Every entry that follows should be reproduced exactly.

(Some records)
◆ ◆ ◆ ◆ ◆

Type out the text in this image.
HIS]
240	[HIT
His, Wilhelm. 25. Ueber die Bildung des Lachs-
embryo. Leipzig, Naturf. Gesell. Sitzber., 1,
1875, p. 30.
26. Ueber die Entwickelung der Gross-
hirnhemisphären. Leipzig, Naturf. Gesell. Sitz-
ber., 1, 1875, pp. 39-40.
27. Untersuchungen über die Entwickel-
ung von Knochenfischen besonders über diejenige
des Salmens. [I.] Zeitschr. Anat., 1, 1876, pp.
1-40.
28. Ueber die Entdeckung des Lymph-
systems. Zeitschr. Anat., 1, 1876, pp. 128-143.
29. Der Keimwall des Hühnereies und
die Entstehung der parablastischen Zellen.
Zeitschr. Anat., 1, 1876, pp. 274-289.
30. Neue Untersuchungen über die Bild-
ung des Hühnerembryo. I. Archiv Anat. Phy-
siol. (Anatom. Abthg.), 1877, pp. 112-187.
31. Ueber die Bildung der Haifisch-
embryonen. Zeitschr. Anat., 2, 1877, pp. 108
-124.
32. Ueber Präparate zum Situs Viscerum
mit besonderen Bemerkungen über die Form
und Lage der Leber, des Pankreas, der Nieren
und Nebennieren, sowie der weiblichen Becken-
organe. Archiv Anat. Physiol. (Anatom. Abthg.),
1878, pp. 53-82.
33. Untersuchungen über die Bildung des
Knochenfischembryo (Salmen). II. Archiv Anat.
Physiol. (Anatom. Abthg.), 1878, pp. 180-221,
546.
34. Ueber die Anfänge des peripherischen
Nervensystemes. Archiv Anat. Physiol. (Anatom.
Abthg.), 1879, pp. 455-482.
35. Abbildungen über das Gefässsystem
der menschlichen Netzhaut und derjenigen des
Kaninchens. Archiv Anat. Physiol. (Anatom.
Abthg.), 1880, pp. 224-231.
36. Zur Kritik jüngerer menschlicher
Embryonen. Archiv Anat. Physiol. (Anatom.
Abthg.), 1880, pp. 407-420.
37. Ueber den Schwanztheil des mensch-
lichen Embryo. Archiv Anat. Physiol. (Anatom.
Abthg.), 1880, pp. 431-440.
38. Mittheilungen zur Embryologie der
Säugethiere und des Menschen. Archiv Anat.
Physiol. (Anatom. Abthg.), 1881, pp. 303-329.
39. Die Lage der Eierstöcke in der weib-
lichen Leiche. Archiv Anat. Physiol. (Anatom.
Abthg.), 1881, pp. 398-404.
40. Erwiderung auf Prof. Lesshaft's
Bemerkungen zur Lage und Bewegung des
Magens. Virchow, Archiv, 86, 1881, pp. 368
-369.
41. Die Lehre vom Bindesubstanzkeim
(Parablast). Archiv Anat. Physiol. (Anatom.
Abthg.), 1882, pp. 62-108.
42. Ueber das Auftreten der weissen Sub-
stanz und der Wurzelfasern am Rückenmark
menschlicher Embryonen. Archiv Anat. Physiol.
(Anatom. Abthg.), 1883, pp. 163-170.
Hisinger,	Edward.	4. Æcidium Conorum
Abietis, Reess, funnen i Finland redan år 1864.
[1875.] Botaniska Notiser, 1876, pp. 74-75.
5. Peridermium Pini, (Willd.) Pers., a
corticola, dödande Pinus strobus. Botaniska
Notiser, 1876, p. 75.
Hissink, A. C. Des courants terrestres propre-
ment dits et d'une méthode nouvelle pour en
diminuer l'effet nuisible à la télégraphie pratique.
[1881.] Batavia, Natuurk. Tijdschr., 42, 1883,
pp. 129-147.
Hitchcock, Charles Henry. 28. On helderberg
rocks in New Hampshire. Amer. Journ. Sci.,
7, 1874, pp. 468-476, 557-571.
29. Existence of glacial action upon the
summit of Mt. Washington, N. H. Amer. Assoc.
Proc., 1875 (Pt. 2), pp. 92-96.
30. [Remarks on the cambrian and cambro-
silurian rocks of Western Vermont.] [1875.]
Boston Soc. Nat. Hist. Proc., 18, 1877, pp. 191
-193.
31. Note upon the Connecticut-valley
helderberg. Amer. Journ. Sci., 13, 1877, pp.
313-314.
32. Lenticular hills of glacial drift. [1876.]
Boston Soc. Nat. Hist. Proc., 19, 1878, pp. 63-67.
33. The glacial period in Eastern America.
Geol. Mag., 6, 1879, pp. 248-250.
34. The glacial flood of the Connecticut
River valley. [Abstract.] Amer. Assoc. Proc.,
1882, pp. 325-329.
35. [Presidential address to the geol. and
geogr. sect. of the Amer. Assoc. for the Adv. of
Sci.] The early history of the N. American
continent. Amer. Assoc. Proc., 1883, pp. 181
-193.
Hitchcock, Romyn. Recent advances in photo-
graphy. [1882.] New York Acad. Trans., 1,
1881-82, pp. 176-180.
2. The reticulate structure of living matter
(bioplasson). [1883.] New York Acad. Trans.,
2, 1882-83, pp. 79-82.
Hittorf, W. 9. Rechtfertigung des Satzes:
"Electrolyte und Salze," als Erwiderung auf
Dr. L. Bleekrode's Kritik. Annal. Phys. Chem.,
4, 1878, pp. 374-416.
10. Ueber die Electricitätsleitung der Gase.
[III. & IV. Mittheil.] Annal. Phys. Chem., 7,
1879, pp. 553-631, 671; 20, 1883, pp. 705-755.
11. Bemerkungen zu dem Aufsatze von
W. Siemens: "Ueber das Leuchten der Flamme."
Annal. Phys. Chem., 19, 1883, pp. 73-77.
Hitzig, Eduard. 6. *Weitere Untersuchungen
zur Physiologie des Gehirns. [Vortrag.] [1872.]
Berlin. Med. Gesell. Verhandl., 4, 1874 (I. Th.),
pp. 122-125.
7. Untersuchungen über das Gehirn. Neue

◆ ◆ ◆ ◆ ◆

### RESPONSE TO THIS TASK
Type out the text in this image.
HIS]
240	[HIT
His, Wilhelm. 25. Ueber die Bildung des Lachs-
embryo. Leipzig, Naturf. Gesell. Sitzber., 1,
1875, p. 30.
26. Ueber die Entwickelung der Gross-
hirnhemisphären. Leipzig, Naturf. Gesell. Sitz-
ber., 1, 1875, pp. 39-40.
27. Untersuchungen über die Entwickel-
ung von Knochenfischen besonders über diejenige
des Salmens. [I.] Zeitschr. Anat., 1, 1876, pp.
1-40.
28. Ueber die Entdeckung des Lymph-
systems. Zeitschr. Anat., 1, 1876, pp. 128-143.
29. Der Keimwall des Hühnereies und
die Entstehung der parablastischen Zellen.
Zeitschr. Anat., 1, 1876, pp. 274-289.
30. Neue Untersuchungen über die Bild-
ung des Hühnerembryo. I. Archiv Anat. Phy-
siol. (Anatom. Abthg.), 1877, pp. 112-187.
31. Ueber die Bildung der Haifisch-
embryonen. Zeitschr. Anat., 2, 1877, pp. 108
-124.
32. Ueber Präparate zum Situs Viscerum
mit besonderen Bemerkungen über die Form
und Lage der Leber, des Pankreas, der Nieren
und Nebennieren, sowie der weiblichen Becken-
organe. Archiv Anat. Physiol. (Anatom. Abthg.),
1878, pp. 53-82.
33. Untersuchungen über die Bildung des
Knochenfischembryo (Salmen). II. Archiv Anat.
Physiol. (Anatom. Abthg.), 1878, pp. 180-221,
546.
34. Ueber die Anfänge des peripherischen
Nervensystemes. Archiv Anat. Physiol. (Anatom.
Abthg.), 1879, pp. 455-482.
35. Abbildungen über das Gefässsystem
der menschlichen Netzhaut und derjenigen des
Kaninchens. Archiv Anat. Physiol. (Anatom.
Abthg.), 1880, pp. 224-231.
36. Zur Kritik jüngerer menschlicher
Embryonen. Archiv Anat. Physiol. (Anatom.
Abthg.), 1880, pp. 407-420.
37. Ueber den Schwanztheil des mensch-
lichen Embryo. Archiv Anat. Physiol. (Anatom.
Abthg.), 1880, pp. 431-440.
38. Mittheilungen zur Embryologie der
Säugethiere und des Menschen. Archiv Anat.
Physiol. (Anatom. Abthg.), 1881, pp. 303-329.
39. Die Lage der Eierstöcke in der weib-
lichen Leiche. Archiv Anat. Physiol. (Anatom.
Abthg.), 1881, pp. 398-404.
40. Erwiderung auf Prof. Lesshaft's
Bemerkungen zur Lage und Bewegung des
Magens. Virchow, Archiv, 86, 1881, pp. 368
-369.
41. Die Lehre vom Bindesubstanzkeim
(Parablast). Archiv Anat. Physiol. (Anatom.
Abthg.), 1882, pp. 62-108.
42. Ueber das Auftreten der weissen Sub-
stanz und der Wurzelfasern am Rückenmark
menschlicher Embryonen. Archiv Anat. Physiol.
(Anatom. Abthg.), 1883, pp. 163-170.
Hisinger,	Edward.	4. Æcidium Conorum
Abietis, Reess, funnen i Finland redan år 1864.
[1875.] Botaniska Notiser, 1876, pp. 74-75.
5. Peridermium Pini, (Willd.) Pers., a
corticola, dödande Pinus strobus. Botaniska
Notiser, 1876, p. 75.
Hissink, A. C. Des courants terrestres propre-
ment dits et d'une méthode nouvelle pour en
diminuer l'effet nuisible à la télégraphie pratique.
[1881.] Batavia, Natuurk. Tijdschr., 42, 1883,
pp. 129-147.
Hitchcock, Charles Henry. 28. On helderberg
rocks in New Hampshire. Amer. Journ. Sci.,
7, 1874, pp. 468-476, 557-571.
29. Existence of glacial action upon the
summit of Mt. Washington, N. H. Amer. Assoc.
Proc., 1875 (Pt. 2), pp. 92-96.
30. [Remarks on the cambrian and cambro-
silurian rocks of Western Vermont.] [1875.]
Boston Soc. Nat. Hist. Proc., 18, 1877, pp. 191
-193.
31. Note upon the Connecticut-valley
helderberg. Amer. Journ. Sci., 13, 1877, pp.
313-314.
32. Lenticular hills of glacial drift. [1876.]
Boston Soc. Nat. Hist. Proc., 19, 1878, pp. 63-67.
33. The glacial period in Eastern America.
Geol. Mag., 6, 1879, pp. 248-250.
34. The glacial flood of the Connecticut
River valley. [Abstract.] Amer. Assoc. Proc.,
1882, pp. 325-329.
35. [Presidential address to the geol. and
geogr. sect. of the Amer. Assoc. for the Adv. of
Sci.] The early history of the N. American
continent. Amer. Assoc. Proc., 1883, pp. 181
-193.
Hitchcock, Romyn. Recent advances in photo-
graphy. [1882.] New York Acad. Trans., 1,
1881-82, pp. 176-180.
2. The reticulate structure of living matter
(bioplasson). [1883.] New York Acad. Trans.,
2, 1882-83, pp. 79-82.
Hittorf, W. 9. Rechtfertigung des Satzes:
"Electrolyte und Salze," als Erwiderung auf
Dr. L. Bleekrode's Kritik. Annal. Phys. Chem.,
4, 1878, pp. 374-416.
10. Ueber die Electricitätsleitung der Gase.
[III. & IV. Mittheil.] Annal. Phys. Chem., 7,
1879, pp. 553-631, 671; 20, 1883, pp. 705-755.
11. Bemerkungen zu dem Aufsatze von
W. Siemens: "Ueber das Leuchten der Flamme."
Annal. Phys. Chem., 19, 1883, pp. 73-77.
Hitzig, Eduard. 6. *Weitere Untersuchungen
zur Physiologie des Gehirns. [Vortrag.] [1872.]
Berlin. Med. Gesell. Verhandl., 4, 1874 (I. Th.),
pp. 122-125.
7. Untersuchungen über das Gehirn. Neue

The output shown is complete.